[Text excerpt]
..............................
And in her skimpy, self-effacing introduction, she also reveals some other things she knew:

“They were Phoenicians, and they shared a common ancestry with Abraham. Despite their epic enterprise on land and sea, no literature survives to shelter their good name. Yet they had admirable qualities, and they appreciated their audacious leader. The Carthaginian majorities did not fail Hannibal. It was the ruling few who undermined him and betrayed him. In the Third Punic War the Carthaginians displayed the ultimate in gallantry. They held out to the death. Their town was sacked and burned and razed, and by tradition, sown with salt. The English, French, and Spaniards, the Portuguese, the Irish and the Welsh that have inherited Semitic features from the Lord knows where, have learned their ancient history from the words of Rome. The ties of language, it appears, are stronger than the ties of blood.”

Not only is this true, but also it often scans! Many of the sentences arrange themselves into perfect iambs:

Their town/ was sacked/ and burned, and razed/ and by/ tradi/tion sown/with salt./

How perfect is that? Who was this woman whose prose was almost poetry, her words like prophecies? How is it that I overlooked her contribution, thinking it was only the subject matter and not what she had to say about it?

She writes: “The reader is pursuing here more than a brilliant general, more than a gallant soldier. He is pursuing a much rarer incarnation — a true patriot. It was without the taint, so seldom absent, of a personal ambition.”

Is it possible that she was like that, too? So intent on the task of telling her story, that she did not make the reader notice who it was that told it?

In this day and age when every author is compelled to sell not his books, his words, his writing or his message, but his own personal brand, isn’t that refreshing? She did not want to make us think of her. She wanted to assign all the glory that he’d earned to Hannibal.

But I still want to know, who was she?

Biographical Conjectures

I don’t know the answer, but I do have a theory, hanging on a few loose facts. Although the name of the author on the title page is “Mary Dolan”, on the copyright page she is listed as Marie M. Dolan. The copyright date is 1955. The Publisher is MacMillan.

I think I found her passport.

dolan-marie-passport-03

 Did she die intestate and without any living heirs? How did her personal records come to be floating around in cyberspace? Is she buried in a pauper’s grave somewhere? Or did she live a comfortable life, and was the obscurity that surrounded her something that she wanted for herself?
..............................
(Coordinate annotation data)

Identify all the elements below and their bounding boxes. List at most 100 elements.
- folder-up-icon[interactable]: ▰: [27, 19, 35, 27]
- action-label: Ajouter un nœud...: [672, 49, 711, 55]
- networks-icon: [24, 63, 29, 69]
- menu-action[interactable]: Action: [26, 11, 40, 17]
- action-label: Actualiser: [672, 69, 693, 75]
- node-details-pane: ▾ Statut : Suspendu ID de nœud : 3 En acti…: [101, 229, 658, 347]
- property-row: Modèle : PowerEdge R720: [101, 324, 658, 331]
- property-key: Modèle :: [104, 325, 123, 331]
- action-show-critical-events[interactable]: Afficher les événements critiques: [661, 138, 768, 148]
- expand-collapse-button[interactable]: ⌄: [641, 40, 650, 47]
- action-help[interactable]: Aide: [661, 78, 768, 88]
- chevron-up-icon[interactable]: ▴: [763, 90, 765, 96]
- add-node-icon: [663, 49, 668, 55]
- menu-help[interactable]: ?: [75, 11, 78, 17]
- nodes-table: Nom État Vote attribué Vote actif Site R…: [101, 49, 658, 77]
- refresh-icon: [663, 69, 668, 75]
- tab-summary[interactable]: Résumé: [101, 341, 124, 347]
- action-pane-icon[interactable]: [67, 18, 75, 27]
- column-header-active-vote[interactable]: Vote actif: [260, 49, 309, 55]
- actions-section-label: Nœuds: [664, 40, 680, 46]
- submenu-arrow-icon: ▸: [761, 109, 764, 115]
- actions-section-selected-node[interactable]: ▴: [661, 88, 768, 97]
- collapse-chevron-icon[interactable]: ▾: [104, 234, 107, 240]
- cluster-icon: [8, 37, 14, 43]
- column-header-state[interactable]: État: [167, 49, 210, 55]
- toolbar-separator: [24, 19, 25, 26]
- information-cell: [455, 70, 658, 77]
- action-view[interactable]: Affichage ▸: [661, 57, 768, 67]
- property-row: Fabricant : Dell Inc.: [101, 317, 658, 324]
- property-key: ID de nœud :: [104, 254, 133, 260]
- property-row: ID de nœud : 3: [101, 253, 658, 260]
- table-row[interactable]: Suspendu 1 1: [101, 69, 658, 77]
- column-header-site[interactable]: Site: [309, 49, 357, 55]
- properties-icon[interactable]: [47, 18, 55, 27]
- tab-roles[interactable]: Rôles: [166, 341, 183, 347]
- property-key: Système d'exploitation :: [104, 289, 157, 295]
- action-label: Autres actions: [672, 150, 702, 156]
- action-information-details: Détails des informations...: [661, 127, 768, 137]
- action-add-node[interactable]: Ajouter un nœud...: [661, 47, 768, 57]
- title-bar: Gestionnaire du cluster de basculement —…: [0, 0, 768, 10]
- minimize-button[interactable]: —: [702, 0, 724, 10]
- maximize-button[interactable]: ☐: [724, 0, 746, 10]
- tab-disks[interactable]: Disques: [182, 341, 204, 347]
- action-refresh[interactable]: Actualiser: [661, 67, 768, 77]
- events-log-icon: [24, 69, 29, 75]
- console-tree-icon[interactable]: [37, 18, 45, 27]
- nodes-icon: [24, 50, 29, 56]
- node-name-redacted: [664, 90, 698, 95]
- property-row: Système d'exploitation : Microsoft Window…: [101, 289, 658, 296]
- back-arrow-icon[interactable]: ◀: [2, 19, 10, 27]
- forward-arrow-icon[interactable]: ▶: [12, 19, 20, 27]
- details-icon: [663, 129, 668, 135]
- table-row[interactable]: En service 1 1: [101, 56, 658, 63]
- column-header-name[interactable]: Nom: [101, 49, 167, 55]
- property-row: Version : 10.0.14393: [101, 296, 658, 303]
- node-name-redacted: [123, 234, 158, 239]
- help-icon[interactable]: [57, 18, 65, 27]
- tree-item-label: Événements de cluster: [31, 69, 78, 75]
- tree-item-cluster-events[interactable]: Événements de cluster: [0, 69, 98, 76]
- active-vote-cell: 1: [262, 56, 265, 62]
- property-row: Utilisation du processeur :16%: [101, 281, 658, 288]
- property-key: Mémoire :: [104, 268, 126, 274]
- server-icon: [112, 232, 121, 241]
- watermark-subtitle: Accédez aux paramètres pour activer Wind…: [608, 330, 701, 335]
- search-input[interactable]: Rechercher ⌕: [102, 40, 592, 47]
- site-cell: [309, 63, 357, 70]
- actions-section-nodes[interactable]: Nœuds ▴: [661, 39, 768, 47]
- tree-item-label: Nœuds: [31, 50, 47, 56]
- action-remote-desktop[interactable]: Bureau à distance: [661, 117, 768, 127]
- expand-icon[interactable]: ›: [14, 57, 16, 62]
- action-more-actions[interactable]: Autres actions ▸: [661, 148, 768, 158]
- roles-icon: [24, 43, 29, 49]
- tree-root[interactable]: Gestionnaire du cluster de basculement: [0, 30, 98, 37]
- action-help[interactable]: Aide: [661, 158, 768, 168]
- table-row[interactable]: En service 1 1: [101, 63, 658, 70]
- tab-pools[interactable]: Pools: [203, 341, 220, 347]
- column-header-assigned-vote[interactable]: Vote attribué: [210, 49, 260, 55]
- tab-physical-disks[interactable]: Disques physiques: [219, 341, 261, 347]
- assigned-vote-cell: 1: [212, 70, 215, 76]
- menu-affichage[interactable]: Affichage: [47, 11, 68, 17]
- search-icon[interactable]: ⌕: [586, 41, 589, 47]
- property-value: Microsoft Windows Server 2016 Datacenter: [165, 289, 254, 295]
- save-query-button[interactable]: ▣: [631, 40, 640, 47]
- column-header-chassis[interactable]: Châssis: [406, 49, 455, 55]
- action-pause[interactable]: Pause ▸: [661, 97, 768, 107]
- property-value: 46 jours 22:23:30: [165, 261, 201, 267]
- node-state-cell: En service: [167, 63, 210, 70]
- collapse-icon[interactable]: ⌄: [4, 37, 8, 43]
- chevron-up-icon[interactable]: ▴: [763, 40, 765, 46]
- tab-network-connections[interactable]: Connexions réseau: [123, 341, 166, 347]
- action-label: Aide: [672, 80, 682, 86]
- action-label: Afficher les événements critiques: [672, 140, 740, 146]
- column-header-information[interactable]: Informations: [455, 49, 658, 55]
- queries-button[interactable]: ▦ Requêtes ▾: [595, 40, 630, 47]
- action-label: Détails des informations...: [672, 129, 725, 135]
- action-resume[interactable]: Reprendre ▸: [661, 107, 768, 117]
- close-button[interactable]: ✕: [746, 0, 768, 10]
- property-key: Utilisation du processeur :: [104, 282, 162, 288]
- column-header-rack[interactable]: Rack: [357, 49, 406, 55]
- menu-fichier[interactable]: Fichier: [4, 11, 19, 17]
..............................
[Direction 1] Copy the passage from the Mary Dolan text that starts at the words "Biographical Conjectures" and ends after "Publisher is MacMillan.".
[Direction 2] Please turn the paragraph of the Mary Dolan text that opens "I don't know the answer" into a short list that keeps its main facts.
The data has nothing to do with this.

[Right answer 1]
Biographical Conjectures

I don’t know the answer, but I do have a theory, hanging on a few loose facts. Although the name of the author on the title page is “Mary Dolan”, on the copyright page she is listed as Marie M. Dolan. The copyright date is 1955. The Publisher is MacMillan.

[Right answer 2]
- The writer has no answer but has a theory based on a few loose facts.
- The title page gives the author's name as "Mary Dolan".
- The copyright page lists her as Marie M. Dolan.
- The copyright date is 1955.
- The publisher is MacMillan.